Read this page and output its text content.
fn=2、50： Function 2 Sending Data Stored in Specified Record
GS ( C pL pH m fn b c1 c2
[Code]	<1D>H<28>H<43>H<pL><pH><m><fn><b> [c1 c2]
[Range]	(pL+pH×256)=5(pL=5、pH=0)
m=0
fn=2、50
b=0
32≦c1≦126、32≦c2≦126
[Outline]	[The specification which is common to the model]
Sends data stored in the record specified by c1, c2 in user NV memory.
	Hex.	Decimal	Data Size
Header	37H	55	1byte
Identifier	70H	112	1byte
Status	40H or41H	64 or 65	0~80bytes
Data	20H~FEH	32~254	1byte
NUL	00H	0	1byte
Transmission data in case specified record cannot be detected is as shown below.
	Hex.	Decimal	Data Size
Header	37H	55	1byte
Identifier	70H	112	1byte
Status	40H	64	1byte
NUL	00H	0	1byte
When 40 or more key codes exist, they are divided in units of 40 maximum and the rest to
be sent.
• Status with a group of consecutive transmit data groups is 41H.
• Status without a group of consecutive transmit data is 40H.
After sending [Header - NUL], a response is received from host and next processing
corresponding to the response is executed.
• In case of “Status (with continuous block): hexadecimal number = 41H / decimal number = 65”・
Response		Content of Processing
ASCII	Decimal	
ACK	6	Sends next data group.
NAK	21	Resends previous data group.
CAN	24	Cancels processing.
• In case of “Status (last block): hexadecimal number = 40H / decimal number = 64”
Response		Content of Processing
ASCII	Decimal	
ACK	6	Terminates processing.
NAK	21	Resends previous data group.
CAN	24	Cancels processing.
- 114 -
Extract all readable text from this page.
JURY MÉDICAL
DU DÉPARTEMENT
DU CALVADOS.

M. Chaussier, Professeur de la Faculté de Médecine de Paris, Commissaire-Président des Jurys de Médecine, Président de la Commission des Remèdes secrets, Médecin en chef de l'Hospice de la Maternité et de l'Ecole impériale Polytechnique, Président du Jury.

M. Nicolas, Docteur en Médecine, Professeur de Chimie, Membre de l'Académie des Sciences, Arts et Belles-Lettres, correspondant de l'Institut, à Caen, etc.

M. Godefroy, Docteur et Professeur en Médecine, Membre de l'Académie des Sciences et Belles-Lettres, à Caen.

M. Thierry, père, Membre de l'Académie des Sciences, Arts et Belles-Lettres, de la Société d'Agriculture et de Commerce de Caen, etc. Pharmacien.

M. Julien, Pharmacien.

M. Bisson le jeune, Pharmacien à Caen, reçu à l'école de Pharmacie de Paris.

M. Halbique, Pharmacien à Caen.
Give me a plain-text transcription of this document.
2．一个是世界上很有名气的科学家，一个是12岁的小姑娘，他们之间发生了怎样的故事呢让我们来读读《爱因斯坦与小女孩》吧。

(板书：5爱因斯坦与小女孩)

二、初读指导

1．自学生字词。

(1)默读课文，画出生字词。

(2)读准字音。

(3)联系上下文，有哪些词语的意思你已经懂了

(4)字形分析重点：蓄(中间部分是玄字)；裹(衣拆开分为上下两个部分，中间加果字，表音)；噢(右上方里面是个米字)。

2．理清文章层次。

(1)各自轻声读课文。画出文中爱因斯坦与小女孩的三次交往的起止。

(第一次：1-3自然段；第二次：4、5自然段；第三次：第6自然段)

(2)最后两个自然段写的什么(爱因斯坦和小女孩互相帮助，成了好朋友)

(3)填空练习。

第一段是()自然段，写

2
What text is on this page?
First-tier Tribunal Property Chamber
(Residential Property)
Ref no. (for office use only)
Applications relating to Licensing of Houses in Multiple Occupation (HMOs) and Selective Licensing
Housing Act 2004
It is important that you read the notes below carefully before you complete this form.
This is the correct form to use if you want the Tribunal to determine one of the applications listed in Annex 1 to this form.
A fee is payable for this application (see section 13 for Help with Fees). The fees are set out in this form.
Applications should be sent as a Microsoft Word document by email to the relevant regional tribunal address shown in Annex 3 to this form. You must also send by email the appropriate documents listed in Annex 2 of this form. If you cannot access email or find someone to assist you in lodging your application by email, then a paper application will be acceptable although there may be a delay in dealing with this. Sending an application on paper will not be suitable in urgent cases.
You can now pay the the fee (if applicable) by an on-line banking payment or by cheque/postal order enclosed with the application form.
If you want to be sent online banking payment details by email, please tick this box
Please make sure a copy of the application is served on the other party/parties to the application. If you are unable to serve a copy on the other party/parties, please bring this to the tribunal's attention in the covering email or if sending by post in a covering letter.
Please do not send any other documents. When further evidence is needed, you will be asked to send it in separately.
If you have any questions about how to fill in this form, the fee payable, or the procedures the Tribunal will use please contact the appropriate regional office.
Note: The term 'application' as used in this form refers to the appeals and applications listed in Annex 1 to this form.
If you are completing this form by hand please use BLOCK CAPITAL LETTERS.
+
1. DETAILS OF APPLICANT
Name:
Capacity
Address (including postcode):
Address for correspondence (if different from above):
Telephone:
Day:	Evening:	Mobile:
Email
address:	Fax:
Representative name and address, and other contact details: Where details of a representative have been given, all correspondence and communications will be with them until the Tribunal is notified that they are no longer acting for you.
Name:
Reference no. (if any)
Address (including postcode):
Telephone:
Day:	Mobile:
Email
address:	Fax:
========================
» **WHAT TO PRODUCE**: Among the lines of the material, find those that hold the word "other" and copy them.

» **CORRECT OUTPUT**:
Please make sure a copy of the application is served on the other party/parties to the application. If you are unable to serve a copy on the other party/parties, please bring this to the tribunal's attention in the covering email or if sending by post in a covering letter.
Please do not send any other documents. When further evidence is needed, you will be asked to send it in separately.
Representative name and address, and other contact details: Where details of a representative have been given, all correspondence and communications will be with them until the Tribunal is notified that they are no longer acting for you.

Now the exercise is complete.